- **Objective**: With the pictures left out, reproduce exactly the lines running from the line with "Extract the structured" to the last line of the material below.

[Stored entries]
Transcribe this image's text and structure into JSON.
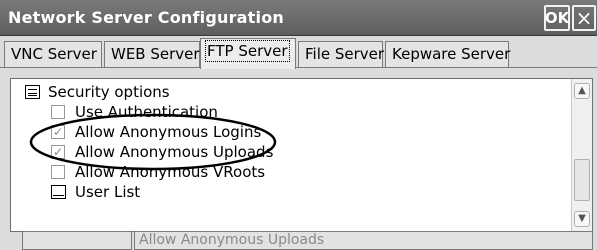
{
  "window": {
    "title": "Network Server Configuration",
    "ok_label": "OK",
    "close_glyph": "×"
  },
  "tabs": [
    {
      "label": "VNC Server",
      "active": false
    },
    {
      "label": "WEB Server",
      "active": false
    },
    {
      "label": "FTP Server",
      "active": true
    },
    {
      "label": "File Server",
      "active": false
    },
    {
      "label": "Kepware Server",
      "active": false
    }
  ],
  "tree": {
    "group_label": "Security options",
    "items": [
      {
        "label": "Use Authentication",
        "checked": false
      },
      {
        "label": "Allow Anonymous Logins",
        "checked": true
      },
      {
        "label": "Allow Anonymous Uploads",
        "checked": true
      },
      {
        "label": "Allow Anonymous VRoots",
        "checked": false
      }
    ],
    "list_item": {
      "label": "User List"
    }
  },
  "status": {
    "left_value": "",
    "selected_item": "Allow Anonymous Uploads"
  },
  "icons": {
    "folder": "security-options-icon",
    "list": "user-list-icon",
    "check": "✓",
    "scroll_up": "▲",
    "scroll_down": "▼"
  },
  "colors": {
    "titlebar": "#6b6b6b",
    "annotation": "#000000",
    "disabled_text": "#8a8a8a"
  }
}
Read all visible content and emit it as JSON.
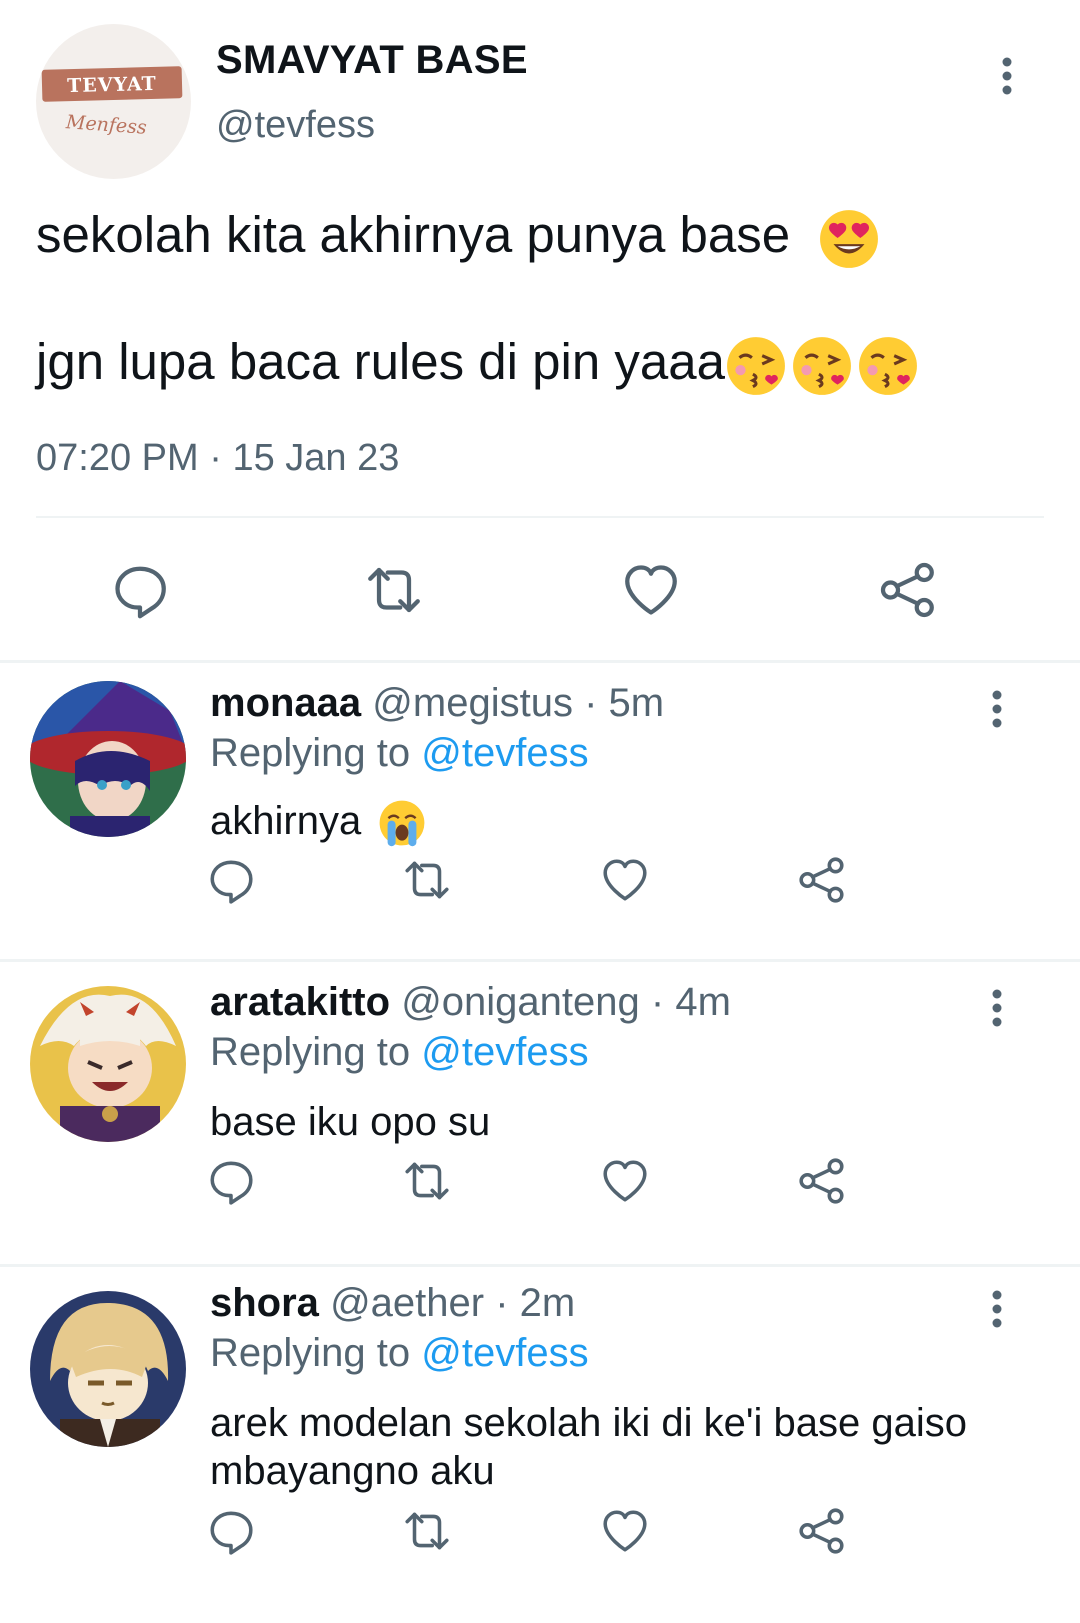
{
  "main_tweet": {
    "avatar": {
      "banner_text": "TEVYAT",
      "script_text": "Menfess"
    },
    "display_name": "SMAVYAT BASE",
    "handle": "@tevfess",
    "text_line1": "sekolah kita akhirnya punya base",
    "text_line2": "jgn lupa baca rules di pin yaaa",
    "emoji_line1": "smiling-face-with-heart-eyes",
    "emoji_line2": [
      "face-blowing-a-kiss",
      "face-blowing-a-kiss",
      "face-blowing-a-kiss"
    ],
    "timestamp": "07:20 PM",
    "separator": "·",
    "date": "15 Jan 23",
    "actions": [
      "reply",
      "retweet",
      "like",
      "share"
    ]
  },
  "replies": [
    {
      "display_name": "monaaa",
      "handle": "@megistus",
      "separator": "·",
      "time": "5m",
      "replying_prefix": "Replying to",
      "replying_to": "@tevfess",
      "text": "akhirnya",
      "emoji": "loudly-crying-face",
      "avatar_colors": [
        "#2b2470",
        "#6a3a9a",
        "#b0272d",
        "#2f6e4a"
      ]
    },
    {
      "display_name": "aratakitto",
      "handle": "@oniganteng",
      "separator": "·",
      "time": "4m",
      "replying_prefix": "Replying to",
      "replying_to": "@tevfess",
      "text": "base iku opo su",
      "avatar_colors": [
        "#e9c24a",
        "#f4efe6",
        "#4b2a5e",
        "#c2442c"
      ]
    },
    {
      "display_name": "shora",
      "handle": "@aether",
      "separator": "·",
      "time": "2m",
      "replying_prefix": "Replying to",
      "replying_to": "@tevfess",
      "text": "arek modelan sekolah iki di ke'i base gaiso mbayangno aku",
      "avatar_colors": [
        "#2a3a6a",
        "#e6c98d",
        "#f6e7cf",
        "#3d2a20"
      ]
    }
  ],
  "colors": {
    "text_primary": "#0f1419",
    "text_secondary": "#536471",
    "link": "#1d9bf0",
    "divider": "#eff3f4"
  }
}
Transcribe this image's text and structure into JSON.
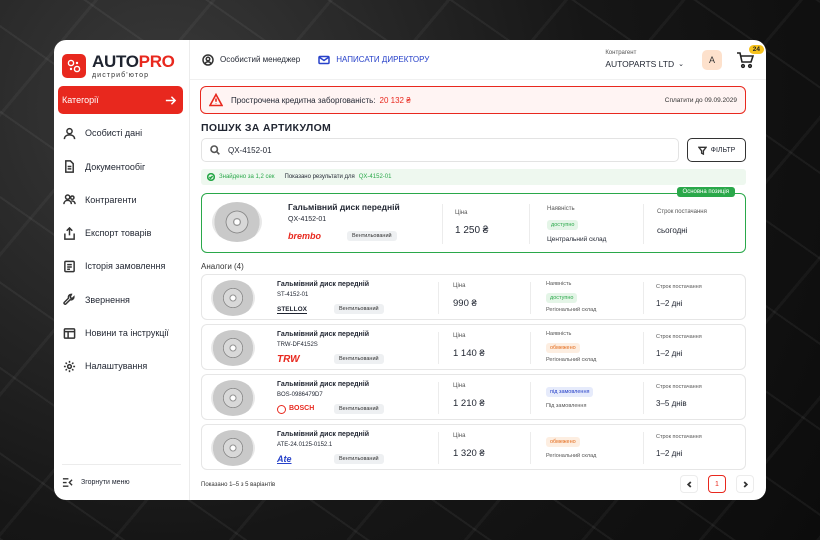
{
  "brand": {
    "name_main": "AUTO",
    "name_accent": "PRO",
    "subtitle": "дистриб'ютор"
  },
  "sidebar": {
    "items": [
      {
        "label": "Категорії",
        "icon": "grid-icon",
        "active": true
      },
      {
        "label": "Особисті дані",
        "icon": "user-icon"
      },
      {
        "label": "Документообіг",
        "icon": "document-icon"
      },
      {
        "label": "Контрагенти",
        "icon": "users-icon"
      },
      {
        "label": "Експорт товарів",
        "icon": "export-icon"
      },
      {
        "label": "Історія замовлення",
        "icon": "history-icon"
      },
      {
        "label": "Звернення",
        "icon": "wrench-icon"
      },
      {
        "label": "Новини та інструкції",
        "icon": "news-icon"
      },
      {
        "label": "Налаштування",
        "icon": "gear-icon"
      }
    ],
    "collapse_label": "Згорнути меню"
  },
  "topbar": {
    "manager_label": "Особистий менеджер",
    "director_label": "НАПИСАТИ ДИРЕКТОРУ",
    "contractor_caption": "Контрагент",
    "contractor_value": "AUTOPARTS LTD",
    "avatar_letter": "A",
    "cart_count": "24"
  },
  "alert": {
    "text": "Прострочена кредитна заборгованість:",
    "amount": "20 132 ₴",
    "pay_by": "Сплатити до 09.09.2029"
  },
  "search": {
    "title": "ПОШУК ЗА АРТИКУЛОМ",
    "value": "QX-4152-01",
    "filter_label": "ФІЛЬТР",
    "found_text": "Знайдено за 1,2 сек",
    "results_text": "Показано результати для",
    "results_query": "QX-4152-01"
  },
  "main_result": {
    "tag": "Основна позиція",
    "name": "Гальмівний диск передній",
    "article": "QX-4152-01",
    "brand": "brembo",
    "type": "Вентильований",
    "price_caption": "Ціна",
    "price": "1 250 ₴",
    "stock_caption": "Наявність",
    "stock_status": "доступно",
    "warehouse": "Центральний склад",
    "delivery_caption": "Строк постачання",
    "delivery": "сьогодні"
  },
  "analogs": {
    "title": "Аналоги (4)",
    "price_caption": "Ціна",
    "stock_caption": "Наявність",
    "delivery_caption": "Строк постачання",
    "items": [
      {
        "name": "Гальмівний диск передній",
        "article": "ST-4152-01",
        "brand": "STELLOX",
        "type": "Вентильований",
        "price": "990 ₴",
        "stock_status": "доступно",
        "stock_color": "green",
        "warehouse": "Регіональний склад",
        "delivery": "1–2 дні"
      },
      {
        "name": "Гальмівний диск передній",
        "article": "TRW-DF4152S",
        "brand": "TRW",
        "type": "Вентильований",
        "price": "1 140 ₴",
        "stock_status": "обмежено",
        "stock_color": "orange",
        "warehouse": "Регіональний склад",
        "delivery": "1–2 дні"
      },
      {
        "name": "Гальмівний диск передній",
        "article": "BOS-0986479D7",
        "brand": "BOSCH",
        "type": "Вентильований",
        "price": "1 210 ₴",
        "stock_status": "під замовлення",
        "stock_color": "blue",
        "warehouse": "Під замовлення",
        "delivery": "3–5 днів"
      },
      {
        "name": "Гальмівний диск передній",
        "article": "ATE-24.0125-0152.1",
        "brand": "Ate",
        "type": "Вентильований",
        "price": "1 320 ₴",
        "stock_status": "обмежено",
        "stock_color": "orange",
        "warehouse": "Регіональний склад",
        "delivery": "1–2 дні"
      }
    ]
  },
  "footer": {
    "shown_text": "Показано 1–5 з 5 варіантів",
    "current_page": "1"
  },
  "colors": {
    "accent": "#e8281e",
    "success": "#2aa84a",
    "link": "#2741c9",
    "cart_badge": "#f6c21d"
  }
}
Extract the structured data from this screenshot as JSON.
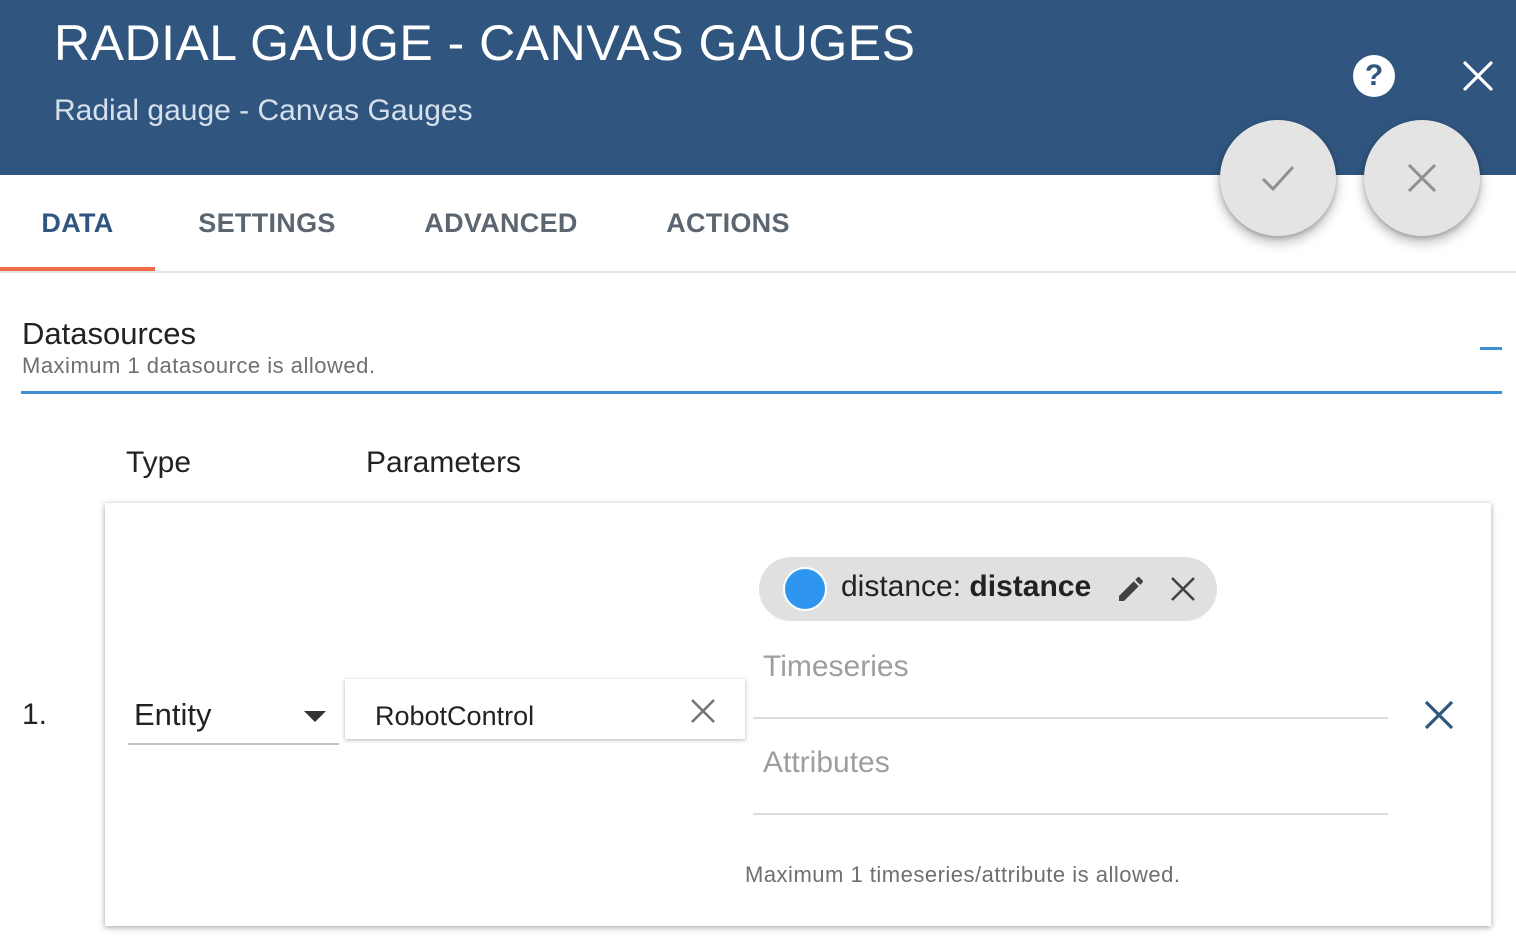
{
  "dialog": {
    "title": "RADIAL GAUGE - CANVAS GAUGES",
    "subtitle": "Radial gauge - Canvas Gauges",
    "help_icon": "?",
    "colors": {
      "header_bg": "#305680",
      "accent": "#3d8fd6",
      "tab_ink": "#ef6b45",
      "key_color": "#2f96ef"
    }
  },
  "tabs": [
    {
      "label": "DATA",
      "active": true
    },
    {
      "label": "SETTINGS",
      "active": false
    },
    {
      "label": "ADVANCED",
      "active": false
    },
    {
      "label": "ACTIONS",
      "active": false
    }
  ],
  "datasources": {
    "title": "Datasources",
    "hint": "Maximum 1 datasource is allowed.",
    "col_type": "Type",
    "col_params": "Parameters",
    "rows": [
      {
        "index": "1.",
        "type": "Entity",
        "entity": "RobotControl",
        "key": {
          "label": "distance",
          "name": "distance",
          "separator": ": ",
          "color": "#2f96ef"
        },
        "timeseries_placeholder": "Timeseries",
        "attributes_placeholder": "Attributes",
        "keys_hint": "Maximum 1 timeseries/attribute is allowed."
      }
    ]
  }
}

- **Exercise response**:
Extract the structured data from this screenshot as JSON.
{
  "dialog": {
    "title": "RADIAL GAUGE - CANVAS GAUGES",
    "subtitle": "Radial gauge - Canvas Gauges",
    "help_icon": "?",
    "colors": {
      "header_bg": "#305680",
      "accent": "#3d8fd6",
      "tab_ink": "#ef6b45",
      "key_color": "#2f96ef"
    }
  },
  "tabs": [
    {
      "label": "DATA",
      "active": true
    },
    {
      "label": "SETTINGS",
      "active": false
    },
    {
      "label": "ADVANCED",
      "active": false
    },
    {
      "label": "ACTIONS",
      "active": false
    }
  ],
  "datasources": {
    "title": "Datasources",
    "hint": "Maximum 1 datasource is allowed.",
    "col_type": "Type",
    "col_params": "Parameters",
    "rows": [
      {
        "index": "1.",
        "type": "Entity",
        "entity": "RobotControl",
        "key": {
          "label": "distance",
          "name": "distance",
          "separator": ": ",
          "color": "#2f96ef"
        },
        "timeseries_placeholder": "Timeseries",
        "attributes_placeholder": "Attributes",
        "keys_hint": "Maximum 1 timeseries/attribute is allowed."
      }
    ]
  }
}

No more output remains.